Goal: Return all of the data exactly, with nothing left out but the pictures.

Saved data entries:
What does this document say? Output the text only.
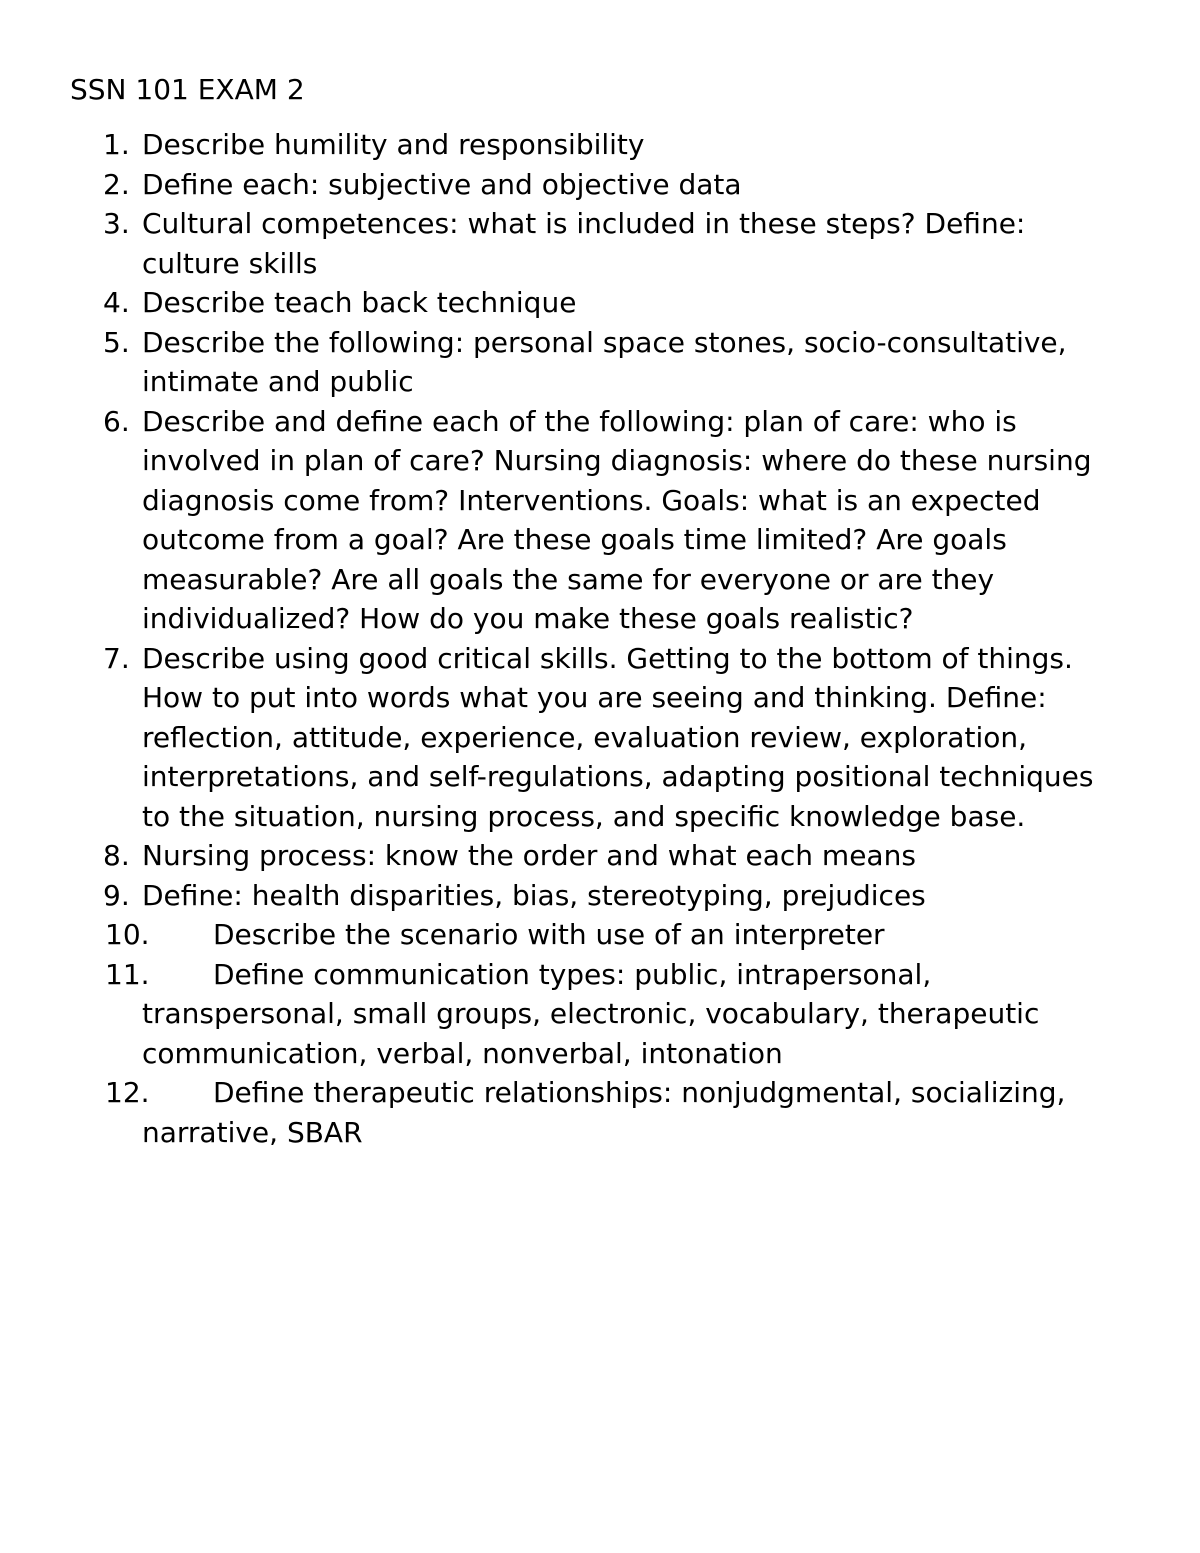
SSN 101 EXAM 2
1. Describe humility and responsibility
2. Define each: subjective and objective data
3. Cultural competences: what is included in these steps? Define: culture skills
4. Describe teach back technique
5. Describe the following: personal space stones, socio-consultative, intimate and public
6. Describe and define each of the following: plan of care: who is involved in plan of care? Nursing diagnosis: where do these nursing diagnosis come from? Interventions. Goals: what is an expected outcome from a goal? Are these goals time limited? Are goals measurable? Are all goals the same for everyone or are they individualized? How do you make these goals realistic?
7. Describe using good critical skills. Getting to the bottom of things. How to put into words what you are seeing and thinking. Define: reflection, attitude, experience, evaluation review, exploration, interpretations, and self-regulations, adapting positional techniques to the situation, nursing process, and specific knowledge base.
8. Nursing process: know the order and what each means
9. Define: health disparities, bias, stereotyping, prejudices
10.	Describe the scenario with use of an interpreter
11.	Define communication types: public, intrapersonal, transpersonal, small groups, electronic, vocabulary, therapeutic communication, verbal, nonverbal, intonation
12.	Define therapeutic relationships: nonjudgmental, socializing, narrative, SBAR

The solution:
What does this document say? Output the text only.
SSN 101 EXAM 2
1. Describe humility and responsibility
2. Define each: subjective and objective data
3. Cultural competences: what is included in these steps? Define: culture skills
4. Describe teach back technique
5. Describe the following: personal space stones, socio-consultative, intimate and public
6. Describe and define each of the following: plan of care: who is involved in plan of care? Nursing diagnosis: where do these nursing diagnosis come from? Interventions. Goals: what is an expected outcome from a goal? Are these goals time limited? Are goals measurable? Are all goals the same for everyone or are they individualized? How do you make these goals realistic?
7. Describe using good critical skills. Getting to the bottom of things. How to put into words what you are seeing and thinking. Define: reflection, attitude, experience, evaluation review, exploration, interpretations, and self-regulations, adapting positional techniques to the situation, nursing process, and specific knowledge base.
8. Nursing process: know the order and what each means
9. Define: health disparities, bias, stereotyping, prejudices
10.	Describe the scenario with use of an interpreter
11.	Define communication types: public, intrapersonal, transpersonal, small groups, electronic, vocabulary, therapeutic communication, verbal, nonverbal, intonation
12.	Define therapeutic relationships: nonjudgmental, socializing, narrative, SBAR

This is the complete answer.